
  6. I’m glad that MVP recognizes the need for both subsidies and a way to provide coverage for people with known high health risk. The history of high risk pools, as noted by Dr. Palmer below, is terrible. Insurers should be allowed to quote astronomical premiums with taxpayers covering the entire cost above some reasonable percentage of income like 10% maximum. Alternatively, we could keep the ACA exchanges in place. Let insurers price them as though they were normal risk policies. Then cap the individual contribution at 10% of income with no income ceiling. Taxpayers can cover the losses so insurers can break even. Insurers would be treated as the equivalent of electric or gas utilities providing an essential public service at no profit and no loss but would be free to charge market rates in the rest of their business including Medicare Advantage and Medicaid.

    The bottom line is that a mechanism to provide insurance to people with known high health risks and subsidies for those who can’t afford a market rate premium on their own are both critical to getting the percentage of the population without health insurance to well below the 15% level that prevailed before the ACA and to ensure that nobody who has health insurance as a result of the ACA loses it and even more people can acquire it.

(Document understanding data)

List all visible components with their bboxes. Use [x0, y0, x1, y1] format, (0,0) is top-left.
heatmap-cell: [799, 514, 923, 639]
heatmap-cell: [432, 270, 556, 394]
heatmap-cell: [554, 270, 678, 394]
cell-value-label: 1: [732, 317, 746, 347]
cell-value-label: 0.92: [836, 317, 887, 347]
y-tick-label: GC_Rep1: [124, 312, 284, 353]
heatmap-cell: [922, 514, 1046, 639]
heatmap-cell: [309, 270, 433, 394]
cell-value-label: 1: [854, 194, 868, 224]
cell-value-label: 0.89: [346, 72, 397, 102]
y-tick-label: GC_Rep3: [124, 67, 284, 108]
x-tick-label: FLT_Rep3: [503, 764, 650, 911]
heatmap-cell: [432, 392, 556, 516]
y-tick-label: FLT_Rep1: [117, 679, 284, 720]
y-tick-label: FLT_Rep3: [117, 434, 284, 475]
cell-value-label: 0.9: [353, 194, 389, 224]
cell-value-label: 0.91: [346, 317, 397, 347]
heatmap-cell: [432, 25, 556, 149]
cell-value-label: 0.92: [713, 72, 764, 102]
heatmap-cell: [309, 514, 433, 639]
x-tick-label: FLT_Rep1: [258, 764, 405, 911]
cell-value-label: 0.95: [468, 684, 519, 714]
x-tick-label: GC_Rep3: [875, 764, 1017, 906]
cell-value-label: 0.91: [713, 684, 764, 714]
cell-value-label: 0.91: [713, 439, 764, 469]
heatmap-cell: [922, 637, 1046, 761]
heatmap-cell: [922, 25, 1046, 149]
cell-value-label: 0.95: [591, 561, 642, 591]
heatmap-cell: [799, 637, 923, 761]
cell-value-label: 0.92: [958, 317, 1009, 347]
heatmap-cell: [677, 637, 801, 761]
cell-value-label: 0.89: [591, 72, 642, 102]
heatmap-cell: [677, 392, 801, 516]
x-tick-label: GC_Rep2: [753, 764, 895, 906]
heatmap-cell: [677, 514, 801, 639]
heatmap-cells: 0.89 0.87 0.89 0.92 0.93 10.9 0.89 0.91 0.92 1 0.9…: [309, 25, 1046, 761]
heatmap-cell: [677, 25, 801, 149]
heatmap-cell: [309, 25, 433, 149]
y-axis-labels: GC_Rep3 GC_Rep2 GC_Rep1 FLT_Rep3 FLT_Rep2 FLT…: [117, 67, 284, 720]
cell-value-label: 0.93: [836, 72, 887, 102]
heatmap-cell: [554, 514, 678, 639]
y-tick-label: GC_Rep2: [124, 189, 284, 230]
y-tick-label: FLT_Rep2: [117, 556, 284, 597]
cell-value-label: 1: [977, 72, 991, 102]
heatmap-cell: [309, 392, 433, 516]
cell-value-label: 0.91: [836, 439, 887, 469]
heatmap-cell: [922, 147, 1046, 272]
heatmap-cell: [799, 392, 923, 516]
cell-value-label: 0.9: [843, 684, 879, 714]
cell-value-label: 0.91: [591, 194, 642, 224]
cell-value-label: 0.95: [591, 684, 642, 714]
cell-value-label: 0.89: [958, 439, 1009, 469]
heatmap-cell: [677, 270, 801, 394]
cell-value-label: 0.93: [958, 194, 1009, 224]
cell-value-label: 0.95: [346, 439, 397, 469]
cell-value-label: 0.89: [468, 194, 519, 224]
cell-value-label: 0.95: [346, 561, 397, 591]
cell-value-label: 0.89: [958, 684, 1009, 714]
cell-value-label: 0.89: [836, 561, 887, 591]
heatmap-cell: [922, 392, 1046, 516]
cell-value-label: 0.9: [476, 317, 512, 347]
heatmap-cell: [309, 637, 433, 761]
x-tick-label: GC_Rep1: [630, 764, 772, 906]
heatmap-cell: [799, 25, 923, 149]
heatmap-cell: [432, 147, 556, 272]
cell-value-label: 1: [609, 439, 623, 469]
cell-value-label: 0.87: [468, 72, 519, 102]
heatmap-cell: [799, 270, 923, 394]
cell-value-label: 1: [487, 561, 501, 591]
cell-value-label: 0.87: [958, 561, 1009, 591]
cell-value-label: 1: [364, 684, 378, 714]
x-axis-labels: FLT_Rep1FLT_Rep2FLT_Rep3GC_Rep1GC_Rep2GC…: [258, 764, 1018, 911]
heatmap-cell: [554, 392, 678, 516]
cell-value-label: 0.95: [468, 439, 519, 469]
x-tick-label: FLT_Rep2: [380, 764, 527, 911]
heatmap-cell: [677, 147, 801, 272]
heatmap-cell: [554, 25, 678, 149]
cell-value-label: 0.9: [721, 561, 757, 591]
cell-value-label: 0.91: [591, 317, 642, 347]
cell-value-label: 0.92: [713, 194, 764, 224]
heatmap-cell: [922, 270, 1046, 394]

* [Try it]:
List every proper name that appears in the health insurance comment, including abbreviations.

* [Solution]:
MVP, Dr. Palmer, ACA, Medicare Advantage, Medicaid